▶ _DATA ROWS_

■ ■ ■ ■ ■

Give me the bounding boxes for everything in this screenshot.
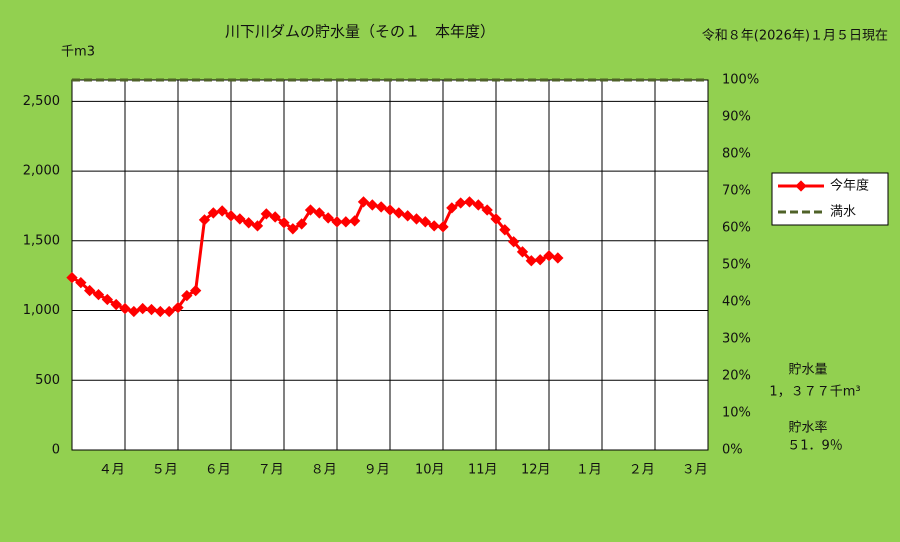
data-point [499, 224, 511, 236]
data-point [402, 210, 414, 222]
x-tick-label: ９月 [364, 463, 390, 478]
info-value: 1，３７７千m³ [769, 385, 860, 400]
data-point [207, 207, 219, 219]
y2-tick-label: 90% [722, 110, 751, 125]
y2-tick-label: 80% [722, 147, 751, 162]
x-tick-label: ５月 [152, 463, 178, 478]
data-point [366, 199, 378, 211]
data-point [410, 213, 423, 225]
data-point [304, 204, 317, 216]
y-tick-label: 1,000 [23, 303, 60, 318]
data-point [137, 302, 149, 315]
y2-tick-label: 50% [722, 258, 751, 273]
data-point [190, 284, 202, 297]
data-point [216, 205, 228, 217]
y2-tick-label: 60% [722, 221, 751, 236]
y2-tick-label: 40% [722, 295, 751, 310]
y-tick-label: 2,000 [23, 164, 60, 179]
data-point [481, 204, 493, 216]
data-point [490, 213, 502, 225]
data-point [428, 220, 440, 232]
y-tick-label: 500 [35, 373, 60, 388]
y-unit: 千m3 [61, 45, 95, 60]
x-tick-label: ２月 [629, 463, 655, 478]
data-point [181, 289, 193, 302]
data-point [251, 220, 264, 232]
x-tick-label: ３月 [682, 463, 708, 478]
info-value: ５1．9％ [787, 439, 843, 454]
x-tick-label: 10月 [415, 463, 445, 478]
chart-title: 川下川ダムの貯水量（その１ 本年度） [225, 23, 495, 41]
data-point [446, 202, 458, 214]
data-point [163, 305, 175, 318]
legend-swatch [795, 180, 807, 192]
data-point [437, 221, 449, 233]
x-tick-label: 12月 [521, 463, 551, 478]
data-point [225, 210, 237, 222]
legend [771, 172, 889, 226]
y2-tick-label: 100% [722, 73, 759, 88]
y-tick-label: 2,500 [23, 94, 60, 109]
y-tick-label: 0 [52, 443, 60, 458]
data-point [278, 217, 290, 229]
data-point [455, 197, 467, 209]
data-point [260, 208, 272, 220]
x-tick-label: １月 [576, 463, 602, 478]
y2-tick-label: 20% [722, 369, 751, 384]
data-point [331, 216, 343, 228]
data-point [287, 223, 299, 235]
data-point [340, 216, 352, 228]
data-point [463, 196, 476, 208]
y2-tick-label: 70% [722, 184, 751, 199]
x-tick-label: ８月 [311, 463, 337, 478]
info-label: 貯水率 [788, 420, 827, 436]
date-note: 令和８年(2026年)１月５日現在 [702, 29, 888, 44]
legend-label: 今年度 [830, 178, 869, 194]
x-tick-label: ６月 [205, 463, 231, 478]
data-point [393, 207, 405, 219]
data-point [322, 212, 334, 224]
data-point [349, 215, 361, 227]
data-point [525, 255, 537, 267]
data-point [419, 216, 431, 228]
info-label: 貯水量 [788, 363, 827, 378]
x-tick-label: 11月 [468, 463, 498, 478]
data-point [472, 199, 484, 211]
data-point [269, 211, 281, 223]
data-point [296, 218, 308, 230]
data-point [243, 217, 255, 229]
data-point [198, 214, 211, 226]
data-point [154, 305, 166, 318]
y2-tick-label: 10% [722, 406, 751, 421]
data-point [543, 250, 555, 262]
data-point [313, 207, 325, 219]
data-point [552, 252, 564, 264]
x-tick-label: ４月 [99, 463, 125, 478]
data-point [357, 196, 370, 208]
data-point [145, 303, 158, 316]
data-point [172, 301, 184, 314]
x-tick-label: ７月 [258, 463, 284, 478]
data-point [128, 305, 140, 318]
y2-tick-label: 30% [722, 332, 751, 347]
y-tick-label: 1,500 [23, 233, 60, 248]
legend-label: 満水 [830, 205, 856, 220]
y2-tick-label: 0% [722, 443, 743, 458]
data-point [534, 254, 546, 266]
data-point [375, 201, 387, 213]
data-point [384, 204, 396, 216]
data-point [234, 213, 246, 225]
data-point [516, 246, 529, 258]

■ ■ ■ ■ ■

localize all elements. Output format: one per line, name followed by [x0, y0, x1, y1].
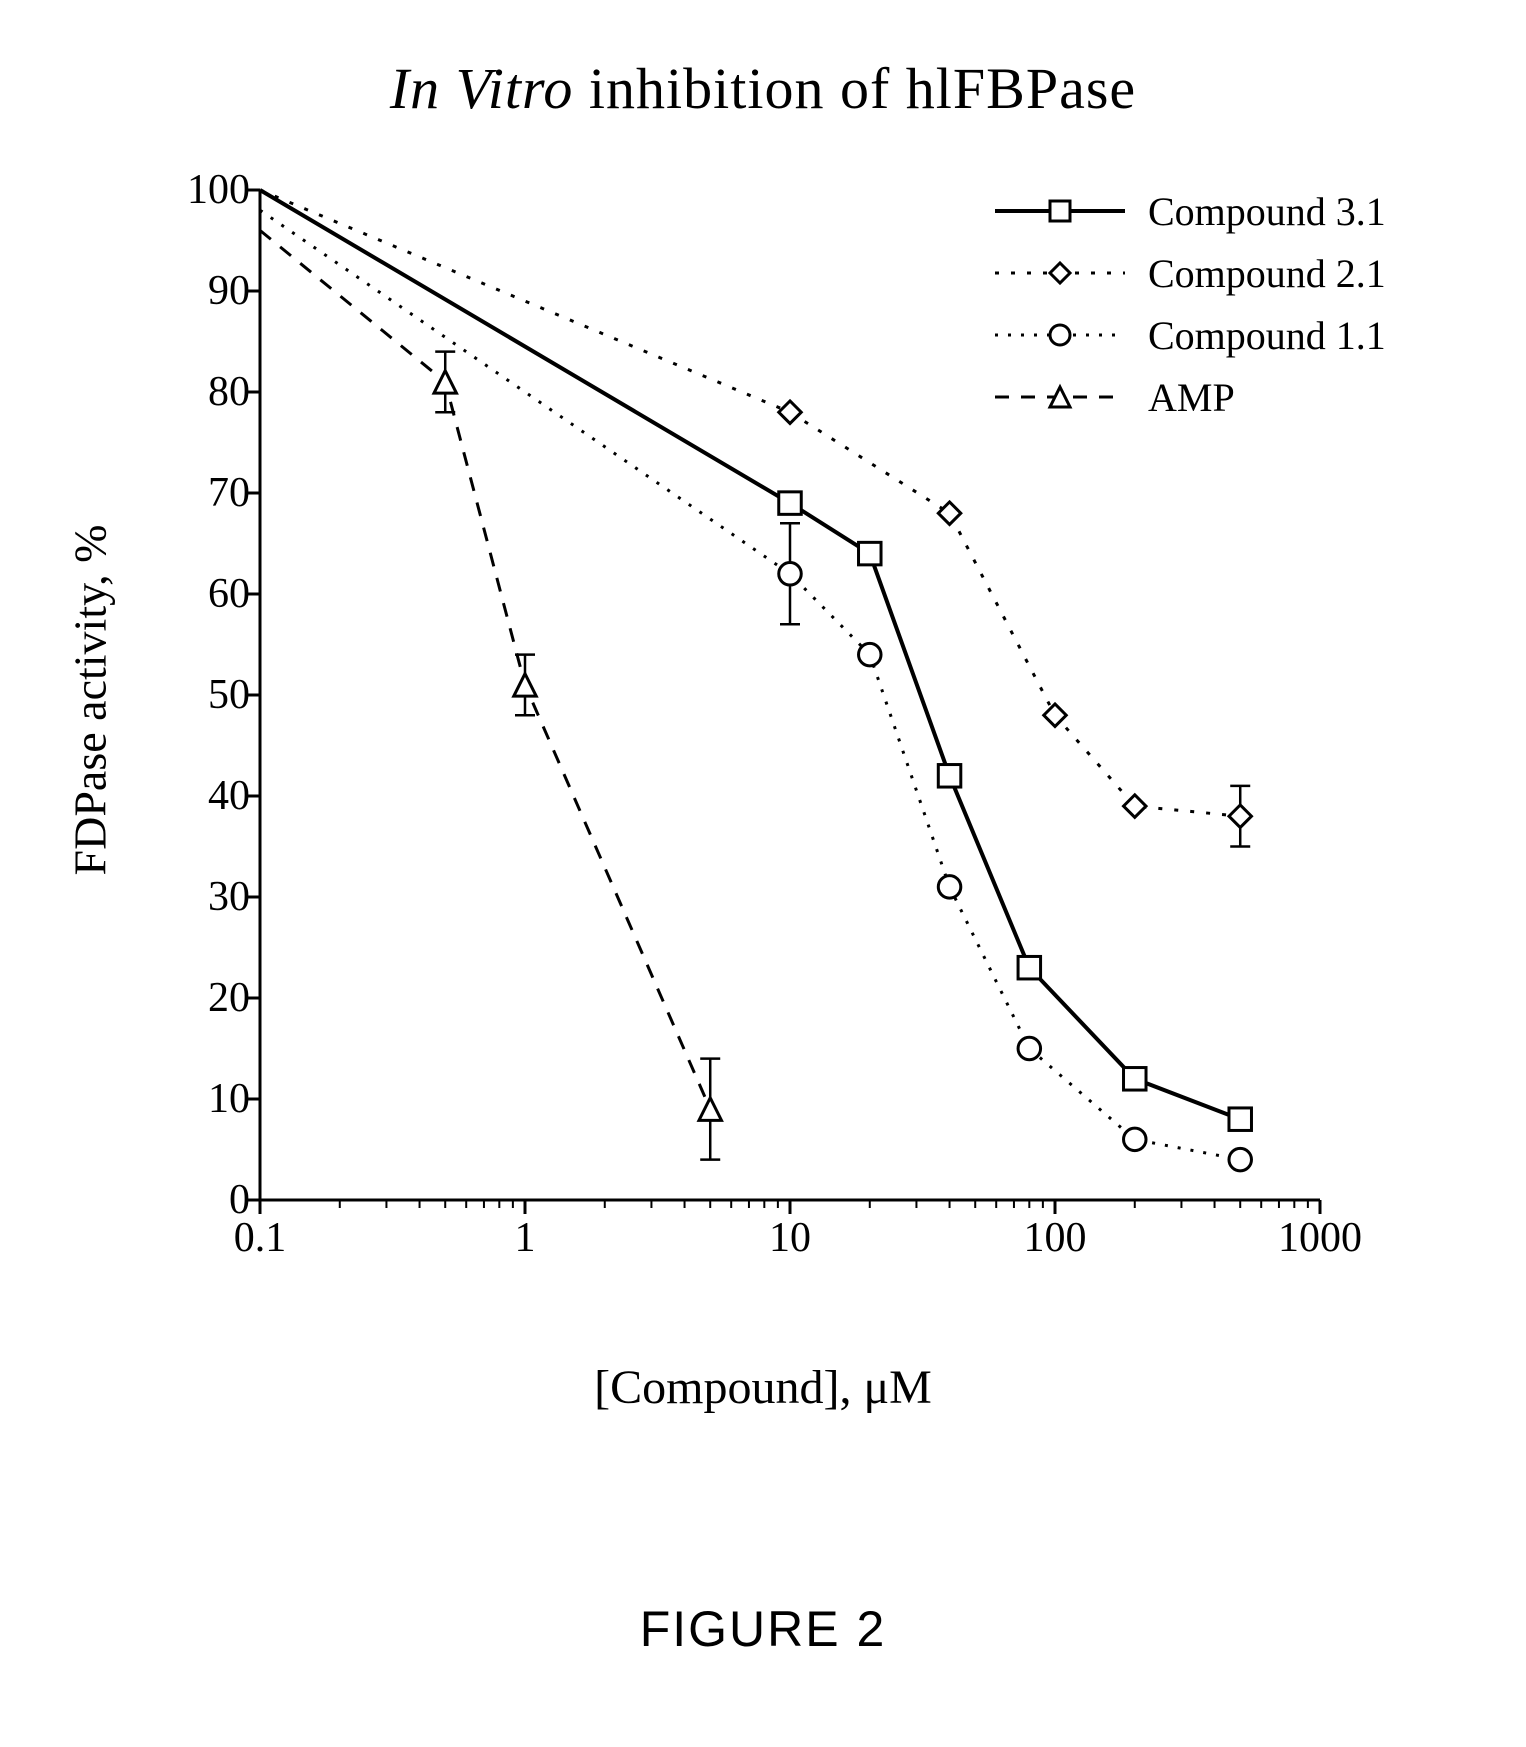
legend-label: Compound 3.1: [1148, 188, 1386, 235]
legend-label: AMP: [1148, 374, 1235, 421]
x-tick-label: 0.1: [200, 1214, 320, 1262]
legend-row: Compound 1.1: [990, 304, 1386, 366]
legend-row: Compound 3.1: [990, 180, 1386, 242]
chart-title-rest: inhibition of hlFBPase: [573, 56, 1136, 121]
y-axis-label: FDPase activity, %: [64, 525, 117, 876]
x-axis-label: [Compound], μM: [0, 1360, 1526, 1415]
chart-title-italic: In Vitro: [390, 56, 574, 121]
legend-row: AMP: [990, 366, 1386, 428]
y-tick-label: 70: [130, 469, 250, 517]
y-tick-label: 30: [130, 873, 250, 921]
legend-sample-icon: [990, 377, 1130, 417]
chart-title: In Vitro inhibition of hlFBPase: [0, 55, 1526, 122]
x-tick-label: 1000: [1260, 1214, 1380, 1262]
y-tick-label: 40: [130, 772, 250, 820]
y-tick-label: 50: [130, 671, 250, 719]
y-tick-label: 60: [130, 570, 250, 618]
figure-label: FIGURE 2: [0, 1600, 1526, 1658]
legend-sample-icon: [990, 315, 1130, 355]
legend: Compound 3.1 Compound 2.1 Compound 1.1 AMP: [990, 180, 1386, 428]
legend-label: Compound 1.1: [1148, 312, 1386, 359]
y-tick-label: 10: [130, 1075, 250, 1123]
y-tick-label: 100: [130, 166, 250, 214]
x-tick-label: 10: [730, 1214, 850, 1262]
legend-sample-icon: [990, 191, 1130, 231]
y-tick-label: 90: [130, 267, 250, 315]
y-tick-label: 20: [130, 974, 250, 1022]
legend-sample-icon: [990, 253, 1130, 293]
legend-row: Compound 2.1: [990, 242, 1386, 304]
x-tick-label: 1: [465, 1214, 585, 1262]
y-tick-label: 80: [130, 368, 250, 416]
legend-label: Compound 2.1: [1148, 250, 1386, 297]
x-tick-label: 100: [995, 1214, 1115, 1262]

■ ■ ■ ■ ■

▶ _DIRECTIVE_
Count the rows above that contain the string "chart". Reply with the number alone.

▶ _REPLY TO THE EXERCISE_
4